Task instructions - Look through the records below and give the number of lines holding the string "zoom", nothing more.

Data section -
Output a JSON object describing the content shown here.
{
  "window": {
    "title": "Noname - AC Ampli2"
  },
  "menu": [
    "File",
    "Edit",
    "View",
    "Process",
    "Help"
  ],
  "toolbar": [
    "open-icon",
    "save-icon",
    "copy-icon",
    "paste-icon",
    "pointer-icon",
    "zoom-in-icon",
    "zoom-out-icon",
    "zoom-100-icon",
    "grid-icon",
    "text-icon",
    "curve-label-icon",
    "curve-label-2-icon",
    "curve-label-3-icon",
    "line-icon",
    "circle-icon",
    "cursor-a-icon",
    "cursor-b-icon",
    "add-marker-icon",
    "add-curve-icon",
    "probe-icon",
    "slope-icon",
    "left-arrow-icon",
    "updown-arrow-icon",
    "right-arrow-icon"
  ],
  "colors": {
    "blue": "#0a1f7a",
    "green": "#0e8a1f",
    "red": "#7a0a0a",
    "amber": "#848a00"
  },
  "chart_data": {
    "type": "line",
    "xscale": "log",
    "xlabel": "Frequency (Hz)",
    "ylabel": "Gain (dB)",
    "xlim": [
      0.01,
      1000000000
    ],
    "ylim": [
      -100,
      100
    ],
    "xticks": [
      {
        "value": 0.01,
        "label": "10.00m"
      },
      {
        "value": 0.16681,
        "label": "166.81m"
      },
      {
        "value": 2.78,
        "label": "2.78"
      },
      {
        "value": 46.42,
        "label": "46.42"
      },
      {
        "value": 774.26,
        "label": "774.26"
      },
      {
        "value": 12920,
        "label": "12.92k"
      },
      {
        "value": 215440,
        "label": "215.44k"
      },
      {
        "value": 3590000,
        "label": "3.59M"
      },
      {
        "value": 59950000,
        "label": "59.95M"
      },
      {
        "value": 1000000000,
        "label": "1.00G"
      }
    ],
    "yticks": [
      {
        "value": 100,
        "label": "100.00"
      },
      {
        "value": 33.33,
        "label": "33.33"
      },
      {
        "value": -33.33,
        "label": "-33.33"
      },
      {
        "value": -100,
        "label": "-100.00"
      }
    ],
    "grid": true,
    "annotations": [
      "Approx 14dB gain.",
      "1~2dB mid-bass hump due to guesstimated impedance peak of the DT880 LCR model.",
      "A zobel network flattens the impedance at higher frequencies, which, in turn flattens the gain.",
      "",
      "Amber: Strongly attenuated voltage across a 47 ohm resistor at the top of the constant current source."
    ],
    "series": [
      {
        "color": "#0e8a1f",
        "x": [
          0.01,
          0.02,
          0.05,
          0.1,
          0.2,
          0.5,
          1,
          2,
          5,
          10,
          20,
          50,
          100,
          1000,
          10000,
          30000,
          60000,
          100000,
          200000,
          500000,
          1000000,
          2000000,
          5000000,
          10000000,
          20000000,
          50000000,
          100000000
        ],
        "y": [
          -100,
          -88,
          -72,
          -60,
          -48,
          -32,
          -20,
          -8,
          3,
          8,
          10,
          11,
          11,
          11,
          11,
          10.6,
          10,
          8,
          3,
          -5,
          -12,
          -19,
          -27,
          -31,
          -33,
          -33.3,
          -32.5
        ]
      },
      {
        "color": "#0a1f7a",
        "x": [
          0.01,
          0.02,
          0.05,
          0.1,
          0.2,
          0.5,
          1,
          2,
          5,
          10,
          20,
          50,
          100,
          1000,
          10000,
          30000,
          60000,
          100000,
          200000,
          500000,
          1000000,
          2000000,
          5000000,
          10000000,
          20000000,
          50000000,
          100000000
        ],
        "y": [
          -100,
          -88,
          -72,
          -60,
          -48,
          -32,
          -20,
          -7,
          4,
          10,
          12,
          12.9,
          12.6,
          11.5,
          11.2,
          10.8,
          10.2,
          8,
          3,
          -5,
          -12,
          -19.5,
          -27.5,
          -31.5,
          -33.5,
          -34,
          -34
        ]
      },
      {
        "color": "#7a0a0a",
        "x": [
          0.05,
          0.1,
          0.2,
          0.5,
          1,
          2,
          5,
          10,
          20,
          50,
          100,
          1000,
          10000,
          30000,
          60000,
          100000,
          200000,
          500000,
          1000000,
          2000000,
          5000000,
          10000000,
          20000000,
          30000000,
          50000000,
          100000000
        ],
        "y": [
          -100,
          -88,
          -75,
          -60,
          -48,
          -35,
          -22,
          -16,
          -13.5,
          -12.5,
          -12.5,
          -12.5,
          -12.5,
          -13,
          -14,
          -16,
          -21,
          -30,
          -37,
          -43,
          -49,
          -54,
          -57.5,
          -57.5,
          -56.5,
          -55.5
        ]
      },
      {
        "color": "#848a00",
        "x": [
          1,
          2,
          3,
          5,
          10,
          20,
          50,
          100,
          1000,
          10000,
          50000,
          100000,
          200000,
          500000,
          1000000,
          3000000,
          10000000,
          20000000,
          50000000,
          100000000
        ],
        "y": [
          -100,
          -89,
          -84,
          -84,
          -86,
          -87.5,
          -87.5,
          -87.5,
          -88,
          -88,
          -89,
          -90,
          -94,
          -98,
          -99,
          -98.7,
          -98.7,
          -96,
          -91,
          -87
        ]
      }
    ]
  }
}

Right answer - 3